- [Exercise details]
Each entry that follows is to be retyped exactly. Pictures do not belong in the copy.

>> Start Listed records

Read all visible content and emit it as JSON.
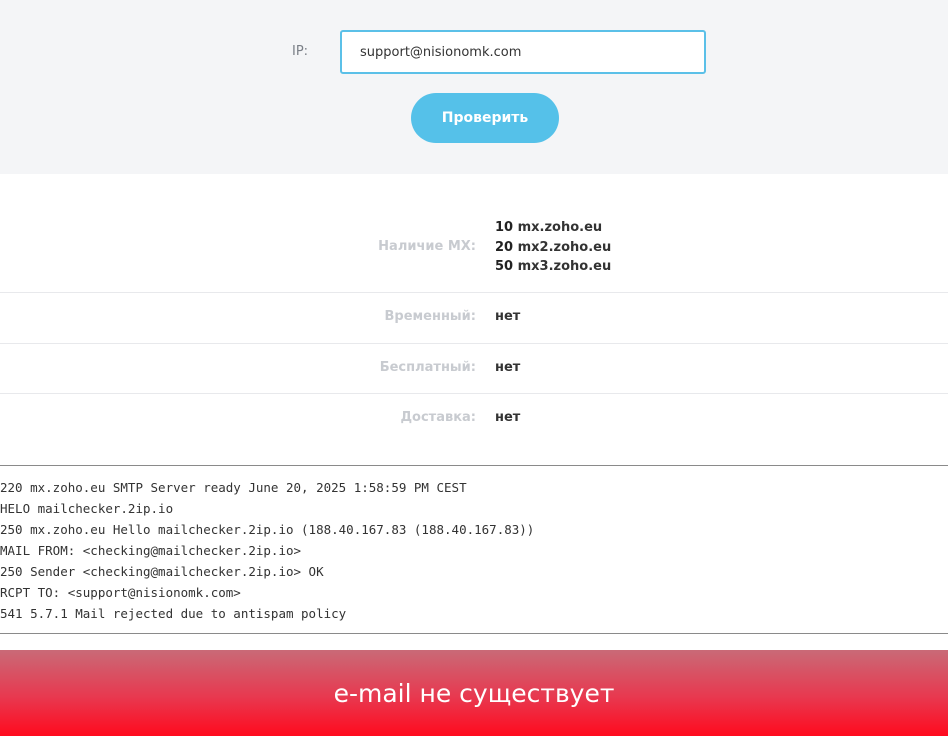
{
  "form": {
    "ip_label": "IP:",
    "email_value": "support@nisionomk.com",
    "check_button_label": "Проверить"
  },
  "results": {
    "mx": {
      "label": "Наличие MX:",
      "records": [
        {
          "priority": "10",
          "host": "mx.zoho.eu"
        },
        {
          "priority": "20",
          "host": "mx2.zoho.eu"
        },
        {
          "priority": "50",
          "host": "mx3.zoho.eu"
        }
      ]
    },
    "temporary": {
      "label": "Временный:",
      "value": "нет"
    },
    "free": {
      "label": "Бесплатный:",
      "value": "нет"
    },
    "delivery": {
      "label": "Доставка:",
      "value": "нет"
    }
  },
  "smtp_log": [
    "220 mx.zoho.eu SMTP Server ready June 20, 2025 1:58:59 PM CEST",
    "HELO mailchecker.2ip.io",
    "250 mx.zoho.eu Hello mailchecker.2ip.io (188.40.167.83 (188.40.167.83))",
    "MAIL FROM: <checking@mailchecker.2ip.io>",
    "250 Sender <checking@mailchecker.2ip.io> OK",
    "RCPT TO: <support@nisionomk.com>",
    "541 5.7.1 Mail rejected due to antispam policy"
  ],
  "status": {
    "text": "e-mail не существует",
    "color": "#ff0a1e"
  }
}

>> End Listed records

- [Full answer]
Read all visible content and emit it as JSON.
{
  "form": {
    "ip_label": "IP:",
    "email_value": "support@nisionomk.com",
    "check_button_label": "Проверить"
  },
  "results": {
    "mx": {
      "label": "Наличие MX:",
      "records": [
        {
          "priority": "10",
          "host": "mx.zoho.eu"
        },
        {
          "priority": "20",
          "host": "mx2.zoho.eu"
        },
        {
          "priority": "50",
          "host": "mx3.zoho.eu"
        }
      ]
    },
    "temporary": {
      "label": "Временный:",
      "value": "нет"
    },
    "free": {
      "label": "Бесплатный:",
      "value": "нет"
    },
    "delivery": {
      "label": "Доставка:",
      "value": "нет"
    }
  },
  "smtp_log": [
    "220 mx.zoho.eu SMTP Server ready June 20, 2025 1:58:59 PM CEST",
    "HELO mailchecker.2ip.io",
    "250 mx.zoho.eu Hello mailchecker.2ip.io (188.40.167.83 (188.40.167.83))",
    "MAIL FROM: <checking@mailchecker.2ip.io>",
    "250 Sender <checking@mailchecker.2ip.io> OK",
    "RCPT TO: <support@nisionomk.com>",
    "541 5.7.1 Mail rejected due to antispam policy"
  ],
  "status": {
    "text": "e-mail не существует",
    "color": "#ff0a1e"
  }
}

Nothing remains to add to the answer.